(Collected data entries)
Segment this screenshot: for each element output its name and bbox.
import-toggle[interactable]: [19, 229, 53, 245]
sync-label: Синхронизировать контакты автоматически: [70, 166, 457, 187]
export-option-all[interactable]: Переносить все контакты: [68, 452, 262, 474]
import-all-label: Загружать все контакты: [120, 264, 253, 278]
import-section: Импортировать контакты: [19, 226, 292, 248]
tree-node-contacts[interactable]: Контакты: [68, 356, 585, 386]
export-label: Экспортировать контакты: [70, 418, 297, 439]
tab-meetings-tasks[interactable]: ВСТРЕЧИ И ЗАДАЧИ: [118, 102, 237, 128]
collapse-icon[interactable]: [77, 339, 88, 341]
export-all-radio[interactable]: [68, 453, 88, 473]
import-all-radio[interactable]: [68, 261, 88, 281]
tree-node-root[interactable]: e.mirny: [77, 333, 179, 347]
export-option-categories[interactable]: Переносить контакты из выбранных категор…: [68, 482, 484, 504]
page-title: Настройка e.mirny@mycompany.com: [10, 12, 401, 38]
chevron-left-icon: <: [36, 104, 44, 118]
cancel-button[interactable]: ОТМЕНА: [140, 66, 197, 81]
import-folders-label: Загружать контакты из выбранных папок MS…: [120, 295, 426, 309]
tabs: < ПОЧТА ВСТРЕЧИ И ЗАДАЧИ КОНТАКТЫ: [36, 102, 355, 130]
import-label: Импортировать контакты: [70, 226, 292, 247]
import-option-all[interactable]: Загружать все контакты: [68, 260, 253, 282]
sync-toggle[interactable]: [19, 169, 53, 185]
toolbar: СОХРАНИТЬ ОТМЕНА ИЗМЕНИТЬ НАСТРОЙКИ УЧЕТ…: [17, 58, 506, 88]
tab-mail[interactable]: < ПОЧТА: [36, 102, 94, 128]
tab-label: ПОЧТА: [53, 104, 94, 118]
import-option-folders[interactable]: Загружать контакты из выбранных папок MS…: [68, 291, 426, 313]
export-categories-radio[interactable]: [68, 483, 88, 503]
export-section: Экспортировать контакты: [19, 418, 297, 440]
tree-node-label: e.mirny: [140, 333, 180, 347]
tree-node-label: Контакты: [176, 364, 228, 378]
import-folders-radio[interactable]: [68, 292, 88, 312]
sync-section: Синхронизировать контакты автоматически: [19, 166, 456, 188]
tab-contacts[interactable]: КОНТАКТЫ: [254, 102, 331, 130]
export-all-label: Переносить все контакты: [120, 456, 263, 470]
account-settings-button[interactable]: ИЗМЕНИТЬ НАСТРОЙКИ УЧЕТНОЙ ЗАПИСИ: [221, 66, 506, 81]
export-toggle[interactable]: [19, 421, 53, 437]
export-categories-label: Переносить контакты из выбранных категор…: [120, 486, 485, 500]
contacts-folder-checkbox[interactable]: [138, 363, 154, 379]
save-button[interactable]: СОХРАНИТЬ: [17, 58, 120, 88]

#### TASK
Copy every line of the material above verbatim, changing nothing.

#### RESPONSE BELOW
Segment this screenshot: for each element output its name and bbox.
import-toggle[interactable]: [19, 229, 53, 245]
sync-label: Синхронизировать контакты автоматически: [70, 166, 457, 187]
export-option-all[interactable]: Переносить все контакты: [68, 452, 262, 474]
import-all-label: Загружать все контакты: [120, 264, 253, 278]
import-section: Импортировать контакты: [19, 226, 292, 248]
tree-node-contacts[interactable]: Контакты: [68, 356, 585, 386]
export-label: Экспортировать контакты: [70, 418, 297, 439]
tab-meetings-tasks[interactable]: ВСТРЕЧИ И ЗАДАЧИ: [118, 102, 237, 128]
collapse-icon[interactable]: [77, 339, 88, 341]
export-all-radio[interactable]: [68, 453, 88, 473]
import-all-radio[interactable]: [68, 261, 88, 281]
tree-node-root[interactable]: e.mirny: [77, 333, 179, 347]
export-option-categories[interactable]: Переносить контакты из выбранных категор…: [68, 482, 484, 504]
page-title: Настройка e.mirny@mycompany.com: [10, 12, 401, 38]
chevron-left-icon: <: [36, 104, 44, 118]
cancel-button[interactable]: ОТМЕНА: [140, 66, 197, 81]
import-folders-label: Загружать контакты из выбранных папок MS…: [120, 295, 426, 309]
tabs: < ПОЧТА ВСТРЕЧИ И ЗАДАЧИ КОНТАКТЫ: [36, 102, 355, 130]
import-label: Импортировать контакты: [70, 226, 292, 247]
import-option-all[interactable]: Загружать все контакты: [68, 260, 253, 282]
sync-toggle[interactable]: [19, 169, 53, 185]
toolbar: СОХРАНИТЬ ОТМЕНА ИЗМЕНИТЬ НАСТРОЙКИ УЧЕТ…: [17, 58, 506, 88]
tab-mail[interactable]: < ПОЧТА: [36, 102, 94, 128]
tab-label: ПОЧТА: [53, 104, 94, 118]
import-option-folders[interactable]: Загружать контакты из выбранных папок MS…: [68, 291, 426, 313]
export-categories-radio[interactable]: [68, 483, 88, 503]
export-section: Экспортировать контакты: [19, 418, 297, 440]
tree-node-label: e.mirny: [140, 333, 180, 347]
tree-node-label: Контакты: [176, 364, 228, 378]
import-folders-radio[interactable]: [68, 292, 88, 312]
sync-section: Синхронизировать контакты автоматически: [19, 166, 456, 188]
tab-contacts[interactable]: КОНТАКТЫ: [254, 102, 331, 130]
export-all-label: Переносить все контакты: [120, 456, 263, 470]
account-settings-button[interactable]: ИЗМЕНИТЬ НАСТРОЙКИ УЧЕТНОЙ ЗАПИСИ: [221, 66, 506, 81]
export-toggle[interactable]: [19, 421, 53, 437]
export-categories-label: Переносить контакты из выбранных категор…: [120, 486, 485, 500]
contacts-folder-checkbox[interactable]: [138, 363, 154, 379]
save-button[interactable]: СОХРАНИТЬ: [17, 58, 120, 88]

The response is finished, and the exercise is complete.